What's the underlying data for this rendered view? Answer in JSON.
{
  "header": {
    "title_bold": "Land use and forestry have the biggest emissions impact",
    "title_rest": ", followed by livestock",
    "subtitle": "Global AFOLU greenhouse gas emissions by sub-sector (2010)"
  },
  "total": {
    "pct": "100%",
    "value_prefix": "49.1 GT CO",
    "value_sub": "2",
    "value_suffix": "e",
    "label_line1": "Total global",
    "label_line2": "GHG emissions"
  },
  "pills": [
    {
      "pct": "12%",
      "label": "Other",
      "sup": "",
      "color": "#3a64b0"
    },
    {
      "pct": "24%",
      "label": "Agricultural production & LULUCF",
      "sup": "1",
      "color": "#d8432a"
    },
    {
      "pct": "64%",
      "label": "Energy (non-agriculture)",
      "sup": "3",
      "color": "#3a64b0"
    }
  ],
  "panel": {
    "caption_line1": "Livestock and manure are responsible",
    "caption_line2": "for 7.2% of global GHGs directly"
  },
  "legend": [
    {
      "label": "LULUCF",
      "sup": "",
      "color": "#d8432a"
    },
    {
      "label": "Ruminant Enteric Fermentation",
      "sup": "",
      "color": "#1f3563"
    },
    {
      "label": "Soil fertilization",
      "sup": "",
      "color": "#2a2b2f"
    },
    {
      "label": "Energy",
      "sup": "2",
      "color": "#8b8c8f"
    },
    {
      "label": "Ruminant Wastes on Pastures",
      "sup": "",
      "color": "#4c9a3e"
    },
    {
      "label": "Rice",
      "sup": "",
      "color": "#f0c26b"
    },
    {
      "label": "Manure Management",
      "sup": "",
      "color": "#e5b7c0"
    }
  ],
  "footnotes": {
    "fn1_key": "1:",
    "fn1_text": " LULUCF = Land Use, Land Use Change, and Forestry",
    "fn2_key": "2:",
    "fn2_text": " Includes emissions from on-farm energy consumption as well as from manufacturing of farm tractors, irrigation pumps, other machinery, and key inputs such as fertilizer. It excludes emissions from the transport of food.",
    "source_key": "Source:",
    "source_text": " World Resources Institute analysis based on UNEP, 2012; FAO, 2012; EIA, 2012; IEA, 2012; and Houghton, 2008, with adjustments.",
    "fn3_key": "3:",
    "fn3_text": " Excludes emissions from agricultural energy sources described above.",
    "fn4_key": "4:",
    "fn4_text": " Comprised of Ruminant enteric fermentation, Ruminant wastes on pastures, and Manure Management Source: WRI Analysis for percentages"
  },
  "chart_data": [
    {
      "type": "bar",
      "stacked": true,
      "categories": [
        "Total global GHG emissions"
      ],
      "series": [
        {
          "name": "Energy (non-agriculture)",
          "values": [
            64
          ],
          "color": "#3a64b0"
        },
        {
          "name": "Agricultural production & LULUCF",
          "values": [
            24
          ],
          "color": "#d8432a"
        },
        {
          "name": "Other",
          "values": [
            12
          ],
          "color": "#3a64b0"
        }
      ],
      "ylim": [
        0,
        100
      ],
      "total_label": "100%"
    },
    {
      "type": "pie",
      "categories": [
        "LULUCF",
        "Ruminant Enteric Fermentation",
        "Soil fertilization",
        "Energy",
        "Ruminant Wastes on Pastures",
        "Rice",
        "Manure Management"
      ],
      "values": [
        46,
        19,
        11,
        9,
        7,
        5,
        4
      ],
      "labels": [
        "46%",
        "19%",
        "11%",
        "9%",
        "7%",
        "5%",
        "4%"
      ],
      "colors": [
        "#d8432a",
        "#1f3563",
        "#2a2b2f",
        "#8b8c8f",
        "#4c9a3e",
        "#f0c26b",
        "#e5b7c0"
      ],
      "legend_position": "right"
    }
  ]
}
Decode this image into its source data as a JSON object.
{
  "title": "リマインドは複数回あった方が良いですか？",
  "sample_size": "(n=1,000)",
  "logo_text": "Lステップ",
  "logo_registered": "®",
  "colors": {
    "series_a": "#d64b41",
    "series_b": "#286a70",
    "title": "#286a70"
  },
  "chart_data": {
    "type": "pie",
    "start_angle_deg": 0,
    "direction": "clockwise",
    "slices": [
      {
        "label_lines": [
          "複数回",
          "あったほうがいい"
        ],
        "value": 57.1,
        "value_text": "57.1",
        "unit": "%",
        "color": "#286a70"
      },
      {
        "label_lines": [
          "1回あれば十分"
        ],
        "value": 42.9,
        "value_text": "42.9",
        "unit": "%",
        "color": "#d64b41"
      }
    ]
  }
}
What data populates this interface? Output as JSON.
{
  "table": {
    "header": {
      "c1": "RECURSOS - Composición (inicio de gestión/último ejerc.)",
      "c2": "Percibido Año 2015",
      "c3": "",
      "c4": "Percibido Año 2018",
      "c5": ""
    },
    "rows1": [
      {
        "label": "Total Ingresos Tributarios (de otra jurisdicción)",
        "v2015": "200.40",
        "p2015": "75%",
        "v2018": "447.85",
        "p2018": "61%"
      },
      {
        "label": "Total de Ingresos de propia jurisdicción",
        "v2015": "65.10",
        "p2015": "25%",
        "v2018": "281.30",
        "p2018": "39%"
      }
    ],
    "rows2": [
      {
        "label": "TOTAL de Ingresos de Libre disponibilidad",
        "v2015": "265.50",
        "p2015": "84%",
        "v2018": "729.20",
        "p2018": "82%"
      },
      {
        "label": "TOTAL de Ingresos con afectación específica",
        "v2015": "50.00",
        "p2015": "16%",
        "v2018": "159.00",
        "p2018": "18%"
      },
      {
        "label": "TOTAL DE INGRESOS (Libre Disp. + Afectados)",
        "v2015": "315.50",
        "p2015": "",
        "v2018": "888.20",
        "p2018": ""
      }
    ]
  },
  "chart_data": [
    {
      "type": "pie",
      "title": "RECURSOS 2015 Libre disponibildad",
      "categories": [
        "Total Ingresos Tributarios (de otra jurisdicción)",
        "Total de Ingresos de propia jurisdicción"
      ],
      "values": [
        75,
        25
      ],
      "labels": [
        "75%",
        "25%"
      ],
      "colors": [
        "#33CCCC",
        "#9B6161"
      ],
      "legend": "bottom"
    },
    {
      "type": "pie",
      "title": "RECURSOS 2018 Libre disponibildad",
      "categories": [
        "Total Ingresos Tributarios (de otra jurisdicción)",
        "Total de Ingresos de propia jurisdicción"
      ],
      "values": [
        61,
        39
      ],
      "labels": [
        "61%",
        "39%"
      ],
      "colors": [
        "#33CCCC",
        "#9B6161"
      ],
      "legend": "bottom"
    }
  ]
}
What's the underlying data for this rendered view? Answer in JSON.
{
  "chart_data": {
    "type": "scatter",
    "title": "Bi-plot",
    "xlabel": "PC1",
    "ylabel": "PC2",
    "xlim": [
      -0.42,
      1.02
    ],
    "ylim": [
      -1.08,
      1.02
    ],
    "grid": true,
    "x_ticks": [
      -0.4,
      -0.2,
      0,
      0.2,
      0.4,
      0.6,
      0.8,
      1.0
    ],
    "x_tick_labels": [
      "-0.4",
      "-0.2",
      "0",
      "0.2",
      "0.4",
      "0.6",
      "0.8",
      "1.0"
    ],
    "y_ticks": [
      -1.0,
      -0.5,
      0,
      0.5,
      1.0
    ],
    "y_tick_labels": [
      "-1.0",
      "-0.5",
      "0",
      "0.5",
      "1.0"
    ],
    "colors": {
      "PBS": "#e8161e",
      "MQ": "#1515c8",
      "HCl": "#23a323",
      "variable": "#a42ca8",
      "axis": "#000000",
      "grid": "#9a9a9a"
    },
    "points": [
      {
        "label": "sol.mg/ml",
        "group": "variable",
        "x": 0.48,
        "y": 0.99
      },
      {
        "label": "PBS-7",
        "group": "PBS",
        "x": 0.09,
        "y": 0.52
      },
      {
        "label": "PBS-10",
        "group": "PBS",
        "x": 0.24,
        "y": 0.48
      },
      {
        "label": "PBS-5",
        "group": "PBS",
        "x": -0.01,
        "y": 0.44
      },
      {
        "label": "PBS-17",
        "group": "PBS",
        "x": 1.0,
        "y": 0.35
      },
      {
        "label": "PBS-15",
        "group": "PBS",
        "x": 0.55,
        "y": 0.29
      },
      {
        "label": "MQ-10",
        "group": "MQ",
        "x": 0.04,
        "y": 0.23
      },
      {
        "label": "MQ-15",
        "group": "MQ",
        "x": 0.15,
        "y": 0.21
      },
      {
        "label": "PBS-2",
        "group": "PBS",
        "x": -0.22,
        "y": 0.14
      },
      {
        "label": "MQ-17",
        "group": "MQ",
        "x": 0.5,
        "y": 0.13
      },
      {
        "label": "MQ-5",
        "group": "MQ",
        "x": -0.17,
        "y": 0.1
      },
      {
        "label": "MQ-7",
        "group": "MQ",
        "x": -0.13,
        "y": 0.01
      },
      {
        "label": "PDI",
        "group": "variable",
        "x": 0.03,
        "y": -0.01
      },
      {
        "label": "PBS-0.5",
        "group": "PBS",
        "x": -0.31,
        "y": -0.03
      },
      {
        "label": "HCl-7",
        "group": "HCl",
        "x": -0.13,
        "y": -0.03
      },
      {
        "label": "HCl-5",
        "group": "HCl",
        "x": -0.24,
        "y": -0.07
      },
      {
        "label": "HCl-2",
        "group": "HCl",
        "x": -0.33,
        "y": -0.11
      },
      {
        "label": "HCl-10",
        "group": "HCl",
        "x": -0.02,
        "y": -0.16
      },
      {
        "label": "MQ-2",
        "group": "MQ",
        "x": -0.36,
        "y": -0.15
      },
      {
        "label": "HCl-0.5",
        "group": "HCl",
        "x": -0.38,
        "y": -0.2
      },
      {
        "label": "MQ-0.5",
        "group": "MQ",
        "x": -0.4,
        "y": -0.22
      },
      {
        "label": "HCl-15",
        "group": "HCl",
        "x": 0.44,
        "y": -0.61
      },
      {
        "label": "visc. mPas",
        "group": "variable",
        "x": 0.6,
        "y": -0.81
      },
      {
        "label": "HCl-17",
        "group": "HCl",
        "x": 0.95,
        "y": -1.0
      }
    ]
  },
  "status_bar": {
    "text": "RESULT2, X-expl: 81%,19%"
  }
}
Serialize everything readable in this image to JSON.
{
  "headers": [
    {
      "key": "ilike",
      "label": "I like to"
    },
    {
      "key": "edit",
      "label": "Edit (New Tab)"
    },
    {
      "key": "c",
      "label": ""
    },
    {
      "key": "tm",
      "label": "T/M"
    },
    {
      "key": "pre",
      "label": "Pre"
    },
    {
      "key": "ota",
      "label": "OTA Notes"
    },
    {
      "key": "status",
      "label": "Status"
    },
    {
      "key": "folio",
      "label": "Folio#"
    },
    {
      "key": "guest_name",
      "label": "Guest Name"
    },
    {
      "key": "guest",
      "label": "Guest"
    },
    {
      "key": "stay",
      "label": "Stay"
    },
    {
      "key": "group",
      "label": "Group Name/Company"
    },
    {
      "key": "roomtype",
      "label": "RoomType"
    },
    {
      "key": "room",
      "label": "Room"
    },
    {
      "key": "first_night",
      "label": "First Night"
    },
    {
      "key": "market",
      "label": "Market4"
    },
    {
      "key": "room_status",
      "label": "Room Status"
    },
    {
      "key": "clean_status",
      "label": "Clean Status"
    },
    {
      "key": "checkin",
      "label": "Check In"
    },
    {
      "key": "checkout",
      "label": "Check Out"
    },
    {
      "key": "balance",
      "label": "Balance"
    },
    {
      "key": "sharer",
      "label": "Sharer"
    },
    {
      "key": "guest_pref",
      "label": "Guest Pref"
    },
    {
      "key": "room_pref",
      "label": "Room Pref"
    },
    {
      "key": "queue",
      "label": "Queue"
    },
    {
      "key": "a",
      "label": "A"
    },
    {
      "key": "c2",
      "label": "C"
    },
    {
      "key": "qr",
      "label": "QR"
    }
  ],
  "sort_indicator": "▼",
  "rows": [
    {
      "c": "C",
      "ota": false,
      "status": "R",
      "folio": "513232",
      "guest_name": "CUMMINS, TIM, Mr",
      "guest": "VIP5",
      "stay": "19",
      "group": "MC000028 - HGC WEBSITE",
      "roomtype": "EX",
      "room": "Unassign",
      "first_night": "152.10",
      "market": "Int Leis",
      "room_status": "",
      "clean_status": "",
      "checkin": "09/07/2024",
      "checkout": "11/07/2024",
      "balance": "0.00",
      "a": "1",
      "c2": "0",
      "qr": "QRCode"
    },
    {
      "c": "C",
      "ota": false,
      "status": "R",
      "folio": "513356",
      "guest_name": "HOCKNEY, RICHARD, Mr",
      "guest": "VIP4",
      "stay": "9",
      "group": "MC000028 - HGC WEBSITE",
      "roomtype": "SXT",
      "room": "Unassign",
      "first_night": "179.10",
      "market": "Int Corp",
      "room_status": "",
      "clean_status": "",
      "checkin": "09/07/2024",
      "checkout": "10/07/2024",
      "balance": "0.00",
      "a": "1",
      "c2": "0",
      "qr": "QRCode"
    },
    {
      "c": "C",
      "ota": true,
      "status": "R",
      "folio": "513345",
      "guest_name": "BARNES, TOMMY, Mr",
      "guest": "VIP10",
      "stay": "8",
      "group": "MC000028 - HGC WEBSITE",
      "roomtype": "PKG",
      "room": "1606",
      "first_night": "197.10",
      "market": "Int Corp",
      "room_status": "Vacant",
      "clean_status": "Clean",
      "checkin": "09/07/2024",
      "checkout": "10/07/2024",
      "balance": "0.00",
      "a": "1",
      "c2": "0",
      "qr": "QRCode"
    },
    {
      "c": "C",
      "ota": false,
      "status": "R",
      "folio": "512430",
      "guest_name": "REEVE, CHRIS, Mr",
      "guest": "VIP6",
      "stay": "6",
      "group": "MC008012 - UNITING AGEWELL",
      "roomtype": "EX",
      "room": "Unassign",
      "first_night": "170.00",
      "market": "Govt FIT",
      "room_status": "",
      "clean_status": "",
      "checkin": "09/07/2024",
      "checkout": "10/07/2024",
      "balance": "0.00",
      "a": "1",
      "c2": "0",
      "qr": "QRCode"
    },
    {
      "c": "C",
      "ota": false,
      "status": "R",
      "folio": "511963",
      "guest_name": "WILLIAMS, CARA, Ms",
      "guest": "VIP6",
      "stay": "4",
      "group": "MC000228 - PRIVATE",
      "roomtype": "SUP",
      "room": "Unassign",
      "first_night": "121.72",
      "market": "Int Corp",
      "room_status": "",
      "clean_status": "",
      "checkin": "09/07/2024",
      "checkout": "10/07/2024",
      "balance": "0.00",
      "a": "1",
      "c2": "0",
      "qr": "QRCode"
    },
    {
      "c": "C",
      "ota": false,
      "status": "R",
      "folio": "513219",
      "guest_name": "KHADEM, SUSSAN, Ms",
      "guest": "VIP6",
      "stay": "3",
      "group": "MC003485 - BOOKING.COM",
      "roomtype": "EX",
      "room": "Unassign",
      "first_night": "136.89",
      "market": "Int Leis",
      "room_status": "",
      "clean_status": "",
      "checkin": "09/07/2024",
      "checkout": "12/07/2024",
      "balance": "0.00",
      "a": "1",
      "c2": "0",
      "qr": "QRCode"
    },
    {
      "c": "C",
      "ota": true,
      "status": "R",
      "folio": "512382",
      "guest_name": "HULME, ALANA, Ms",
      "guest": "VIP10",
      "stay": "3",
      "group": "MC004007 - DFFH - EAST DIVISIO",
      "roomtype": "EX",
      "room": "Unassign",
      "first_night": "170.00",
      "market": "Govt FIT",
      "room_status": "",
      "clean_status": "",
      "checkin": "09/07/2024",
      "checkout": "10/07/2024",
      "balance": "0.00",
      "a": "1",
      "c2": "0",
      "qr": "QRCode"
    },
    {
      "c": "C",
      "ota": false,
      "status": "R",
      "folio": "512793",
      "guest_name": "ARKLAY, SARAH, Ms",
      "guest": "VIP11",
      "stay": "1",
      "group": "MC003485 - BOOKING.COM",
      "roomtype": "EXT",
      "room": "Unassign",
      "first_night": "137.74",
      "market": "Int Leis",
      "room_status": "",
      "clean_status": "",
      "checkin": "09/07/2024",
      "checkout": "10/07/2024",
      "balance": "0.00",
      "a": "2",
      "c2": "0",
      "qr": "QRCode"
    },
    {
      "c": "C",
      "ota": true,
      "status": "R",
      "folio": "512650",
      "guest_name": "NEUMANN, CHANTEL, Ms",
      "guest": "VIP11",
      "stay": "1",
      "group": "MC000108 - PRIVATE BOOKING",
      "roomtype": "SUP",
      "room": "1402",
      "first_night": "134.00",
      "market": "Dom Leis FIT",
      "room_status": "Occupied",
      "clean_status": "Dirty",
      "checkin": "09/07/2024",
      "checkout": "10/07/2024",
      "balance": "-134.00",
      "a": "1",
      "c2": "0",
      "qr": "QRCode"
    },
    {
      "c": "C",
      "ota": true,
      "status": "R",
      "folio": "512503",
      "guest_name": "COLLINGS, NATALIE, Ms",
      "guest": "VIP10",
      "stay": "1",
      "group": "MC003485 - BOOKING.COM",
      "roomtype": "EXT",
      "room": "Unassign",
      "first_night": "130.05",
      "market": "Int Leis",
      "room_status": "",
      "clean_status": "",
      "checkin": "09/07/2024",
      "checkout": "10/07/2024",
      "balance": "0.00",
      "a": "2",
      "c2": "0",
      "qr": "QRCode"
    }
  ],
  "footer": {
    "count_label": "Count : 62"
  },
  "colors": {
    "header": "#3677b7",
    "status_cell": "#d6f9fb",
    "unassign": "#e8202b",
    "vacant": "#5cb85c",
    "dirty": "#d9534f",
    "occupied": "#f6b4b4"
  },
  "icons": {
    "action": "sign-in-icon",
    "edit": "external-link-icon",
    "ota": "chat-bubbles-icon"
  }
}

» **Short task**
Find the string "Percibido" in the listing and return every line that holds it.

» **Exercise solution**
      "c2": "Percibido Año 2015",
      "c4": "Percibido Año 2018",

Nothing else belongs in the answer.